(Stored records):
++++++++++
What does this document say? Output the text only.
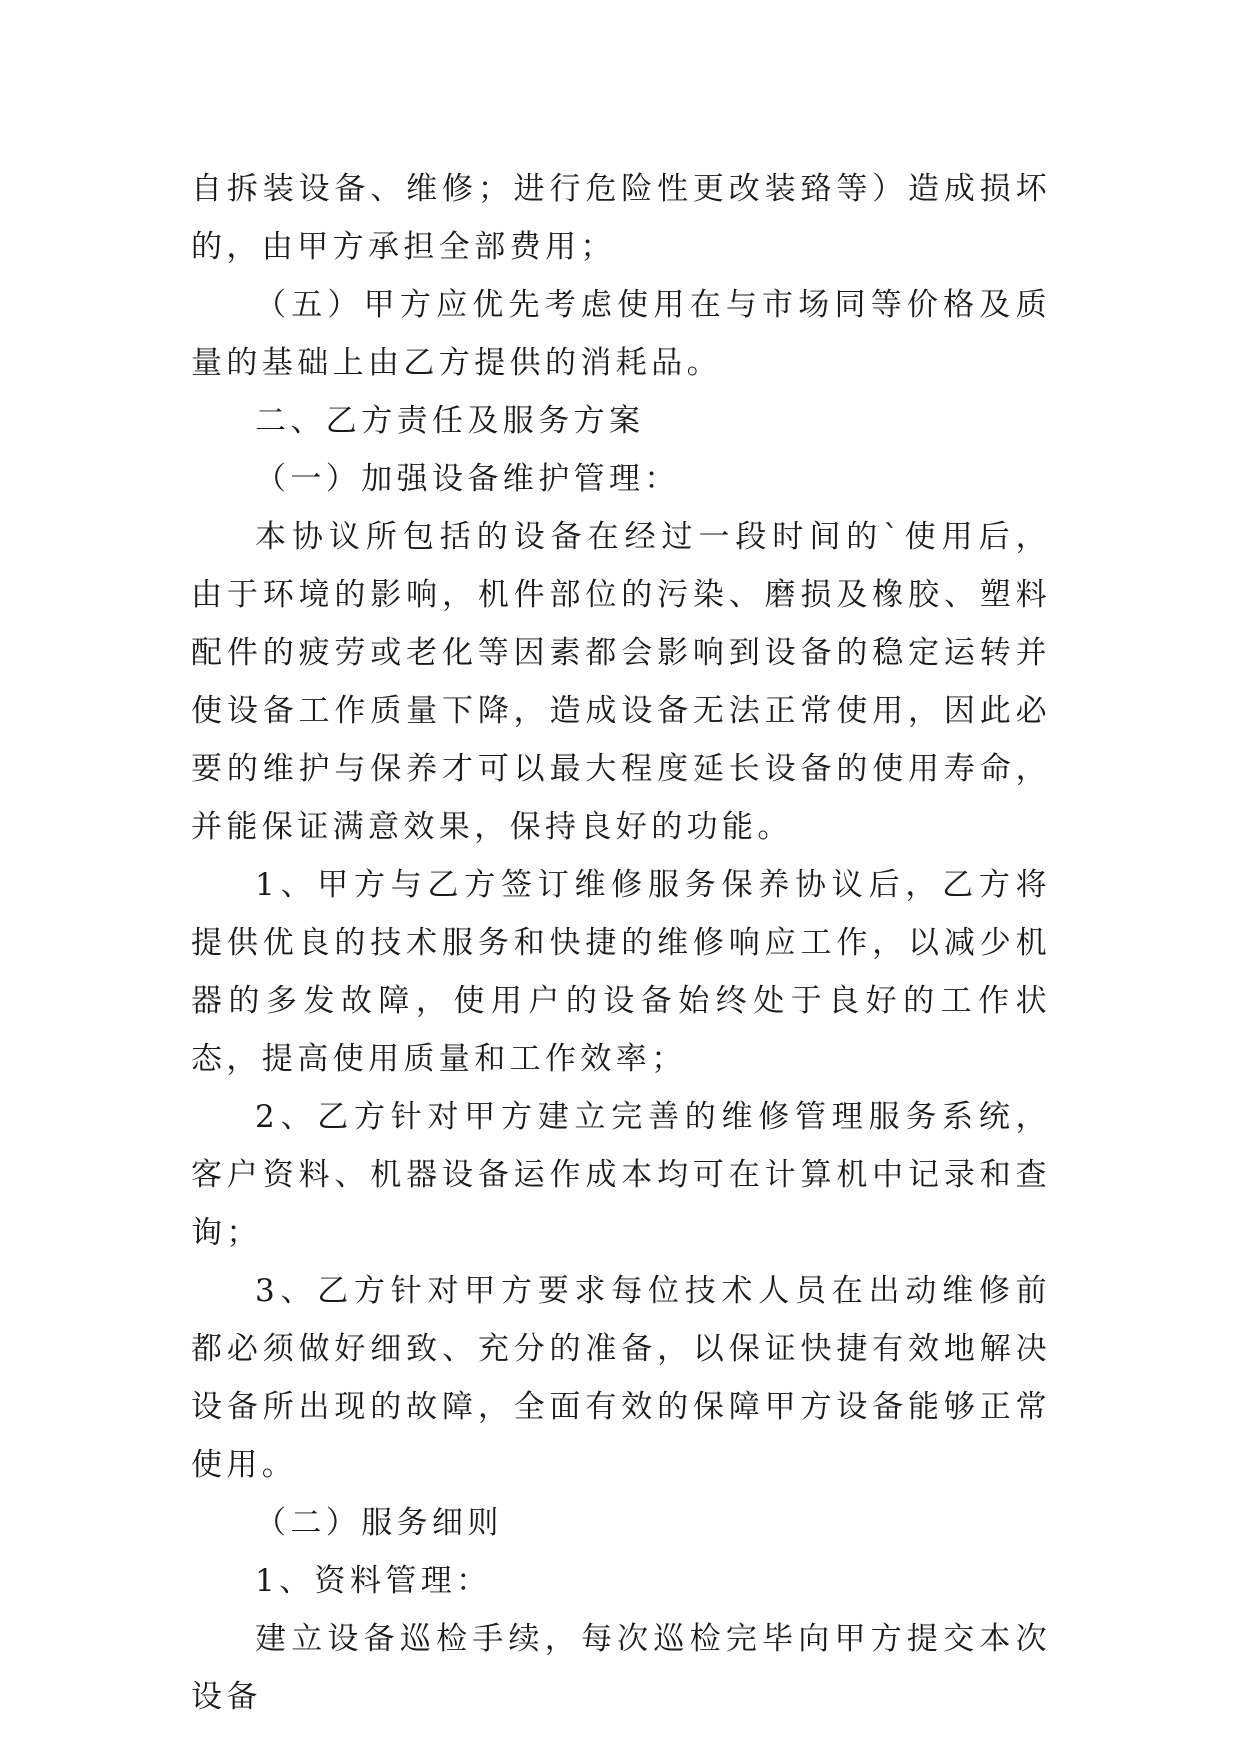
自拆装设备、维修；进行危险性更改装臵等）造成损坏的，由甲方承担全部费用；

（五）甲方应优先考虑使用在与市场同等价格及质量的基础上由乙方提供的消耗品。

二、乙方责任及服务方案

（一）加强设备维护管理：

本协议所包括的设备在经过一段时间的`使用后，由于环境的影响，机件部位的污染、磨损及橡胶、塑料配件的疲劳或老化等因素都会影响到设备的稳定运转并使设备工作质量下降，造成设备无法正常使用，因此必要的维护与保养才可以最大程度延长设备的使用寿命，并能保证满意效果，保持良好的功能。

1、甲方与乙方签订维修服务保养协议后，乙方将提供优良的技术服务和快捷的维修响应工作，以减少机器的多发故障，使用户的设备始终处于良好的工作状态，提高使用质量和工作效率；

2、乙方针对甲方建立完善的维修管理服务系统，客户资料、机器设备运作成本均可在计算机中记录和查询；

3、乙方针对甲方要求每位技术人员在出动维修前都必须做好细致、充分的准备，以保证快捷有效地解决设备所出现的故障，全面有效的保障甲方设备能够正常使用。

（二）服务细则

1、资料管理：

建立设备巡检手续，每次巡检完毕向甲方提交本次设备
++++++++++
(What this task involves):
Write the lines above out again exactly, without any of their pictures.

(Task result):
What does this document say? Output the text only.
自拆装设备、维修；进行危险性更改装臵等）造成损坏的，由甲方承担全部费用；

（五）甲方应优先考虑使用在与市场同等价格及质量的基础上由乙方提供的消耗品。

二、乙方责任及服务方案

（一）加强设备维护管理：

本协议所包括的设备在经过一段时间的`使用后，由于环境的影响，机件部位的污染、磨损及橡胶、塑料配件的疲劳或老化等因素都会影响到设备的稳定运转并使设备工作质量下降，造成设备无法正常使用，因此必要的维护与保养才可以最大程度延长设备的使用寿命，并能保证满意效果，保持良好的功能。

1、甲方与乙方签订维修服务保养协议后，乙方将提供优良的技术服务和快捷的维修响应工作，以减少机器的多发故障，使用户的设备始终处于良好的工作状态，提高使用质量和工作效率；

2、乙方针对甲方建立完善的维修管理服务系统，客户资料、机器设备运作成本均可在计算机中记录和查询；

3、乙方针对甲方要求每位技术人员在出动维修前都必须做好细致、充分的准备，以保证快捷有效地解决设备所出现的故障，全面有效的保障甲方设备能够正常使用。

（二）服务细则

1、资料管理：

建立设备巡检手续，每次巡检完毕向甲方提交本次设备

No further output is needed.